- **INSTRUCTION**
Find the word "Apply" in the records below. List each line containing it.

BEGIN ENTRIES

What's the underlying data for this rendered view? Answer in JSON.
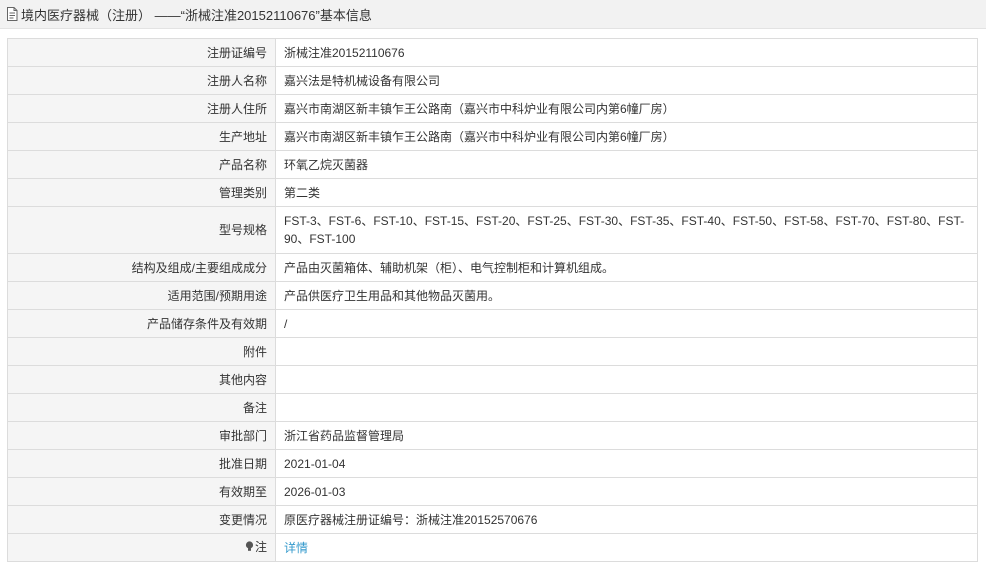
{
  "header": {
    "title": "境内医疗器械（注册） ——“浙械注准20152110676”基本信息",
    "icon": "document-icon"
  },
  "rows": [
    {
      "label": "注册证编号",
      "value": "浙械注准20152110676"
    },
    {
      "label": "注册人名称",
      "value": "嘉兴法是特机械设备有限公司"
    },
    {
      "label": "注册人住所",
      "value": "嘉兴市南湖区新丰镇乍王公路南（嘉兴市中科炉业有限公司内第6幢厂房）"
    },
    {
      "label": "生产地址",
      "value": "嘉兴市南湖区新丰镇乍王公路南（嘉兴市中科炉业有限公司内第6幢厂房）"
    },
    {
      "label": "产品名称",
      "value": "环氧乙烷灭菌器"
    },
    {
      "label": "管理类别",
      "value": "第二类"
    },
    {
      "label": "型号规格",
      "value": "FST-3、FST-6、FST-10、FST-15、FST-20、FST-25、FST-30、FST-35、FST-40、FST-50、FST-58、FST-70、FST-80、FST-90、FST-100"
    },
    {
      "label": "结构及组成/主要组成成分",
      "value": "产品由灭菌箱体、辅助机架（柜）、电气控制柜和计算机组成。"
    },
    {
      "label": "适用范围/预期用途",
      "value": "产品供医疗卫生用品和其他物品灭菌用。"
    },
    {
      "label": "产品储存条件及有效期",
      "value": "/"
    },
    {
      "label": "附件",
      "value": ""
    },
    {
      "label": "其他内容",
      "value": ""
    },
    {
      "label": "备注",
      "value": ""
    },
    {
      "label": "审批部门",
      "value": "浙江省药品监督管理局"
    },
    {
      "label": "批准日期",
      "value": "2021-01-04"
    },
    {
      "label": "有效期至",
      "value": "2026-01-03"
    },
    {
      "label": "变更情况",
      "value": "原医疗器械注册证编号：浙械注准20152570676"
    }
  ],
  "note": {
    "label": "注",
    "icon": "lightbulb-icon",
    "link": "详情"
  }
}
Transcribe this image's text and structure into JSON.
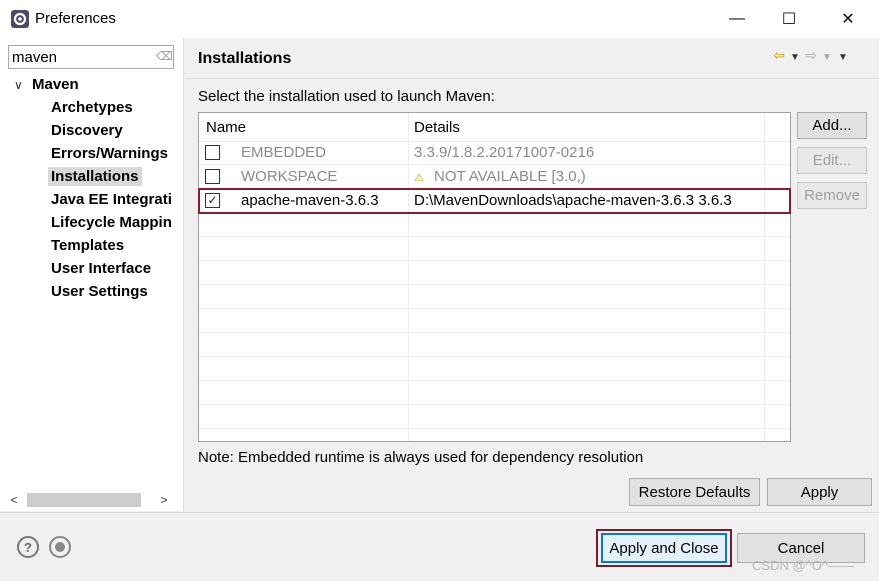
{
  "window": {
    "title": "Preferences",
    "controls": {
      "minimize": "—",
      "maximize": "☐",
      "close": "✕"
    }
  },
  "filter": {
    "value": "maven"
  },
  "tree": {
    "root": "Maven",
    "items": [
      {
        "label": "Archetypes",
        "selected": false
      },
      {
        "label": "Discovery",
        "selected": false
      },
      {
        "label": "Errors/Warnings",
        "selected": false
      },
      {
        "label": "Installations",
        "selected": true
      },
      {
        "label": "Java EE Integrati",
        "selected": false
      },
      {
        "label": "Lifecycle Mappin",
        "selected": false
      },
      {
        "label": "Templates",
        "selected": false
      },
      {
        "label": "User Interface",
        "selected": false
      },
      {
        "label": "User Settings",
        "selected": false
      }
    ]
  },
  "page": {
    "title": "Installations",
    "instruction": "Select the installation used to launch Maven:",
    "note": "Note: Embedded runtime is always used for dependency resolution"
  },
  "table": {
    "headers": {
      "name": "Name",
      "details": "Details"
    },
    "rows": [
      {
        "checked": false,
        "name": "EMBEDDED",
        "details": "3.3.9/1.8.2.20171007-0216",
        "disabled": true
      },
      {
        "checked": false,
        "name": "WORKSPACE",
        "details": "NOT AVAILABLE [3.0,)",
        "disabled": true,
        "warning": true
      },
      {
        "checked": true,
        "name": "apache-maven-3.6.3",
        "details": "D:\\MavenDownloads\\apache-maven-3.6.3 3.6.3",
        "disabled": false
      }
    ]
  },
  "buttons": {
    "add": "Add...",
    "edit": "Edit...",
    "remove": "Remove",
    "restore_defaults": "Restore Defaults",
    "apply": "Apply",
    "apply_and_close": "Apply and Close",
    "cancel": "Cancel"
  },
  "watermark": "CSDN @^O^——",
  "colors": {
    "highlight_border": "#8b1a2f",
    "focus_blue": "#0078d7",
    "warning": "#d4a000"
  }
}
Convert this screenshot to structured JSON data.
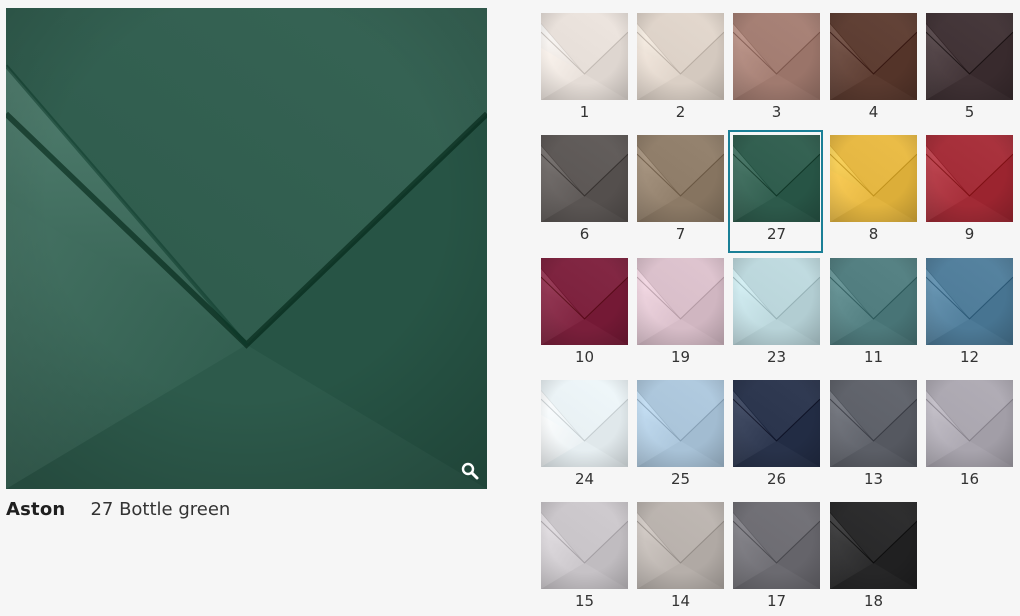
{
  "preview": {
    "color": "#2d5a4b",
    "zoom_icon": "magnifier-icon"
  },
  "caption": {
    "collection": "Aston",
    "color_name": "27 Bottle green"
  },
  "swatches": [
    {
      "number": "1",
      "color": "#e4dcd6",
      "selected": false
    },
    {
      "number": "2",
      "color": "#dacfc5",
      "selected": false
    },
    {
      "number": "3",
      "color": "#a07a6f",
      "selected": false
    },
    {
      "number": "4",
      "color": "#5a3a2f",
      "selected": false
    },
    {
      "number": "5",
      "color": "#3e3033",
      "selected": false
    },
    {
      "number": "6",
      "color": "#5a5553",
      "selected": false
    },
    {
      "number": "7",
      "color": "#8c7a66",
      "selected": false
    },
    {
      "number": "27",
      "color": "#2d5a4b",
      "selected": true
    },
    {
      "number": "8",
      "color": "#e2b43f",
      "selected": false
    },
    {
      "number": "9",
      "color": "#a12a35",
      "selected": false
    },
    {
      "number": "10",
      "color": "#7a1f3b",
      "selected": false
    },
    {
      "number": "19",
      "color": "#d6bcc7",
      "selected": false
    },
    {
      "number": "23",
      "color": "#b8d3d8",
      "selected": false
    },
    {
      "number": "11",
      "color": "#4e7a7c",
      "selected": false
    },
    {
      "number": "12",
      "color": "#4d7a97",
      "selected": false
    },
    {
      "number": "24",
      "color": "#e6eef1",
      "selected": false
    },
    {
      "number": "25",
      "color": "#a8c2d7",
      "selected": false
    },
    {
      "number": "26",
      "color": "#28324a",
      "selected": false
    },
    {
      "number": "13",
      "color": "#5b5e66",
      "selected": false
    },
    {
      "number": "16",
      "color": "#a8a4ad",
      "selected": false
    },
    {
      "number": "15",
      "color": "#c6c2c6",
      "selected": false
    },
    {
      "number": "14",
      "color": "#b6afaa",
      "selected": false
    },
    {
      "number": "17",
      "color": "#6b6a70",
      "selected": false
    },
    {
      "number": "18",
      "color": "#262627",
      "selected": false
    }
  ]
}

END ENTRIES

- **TASK OUTPUT**
    "apply": "Apply",
    "apply_and_close": "Apply and Close",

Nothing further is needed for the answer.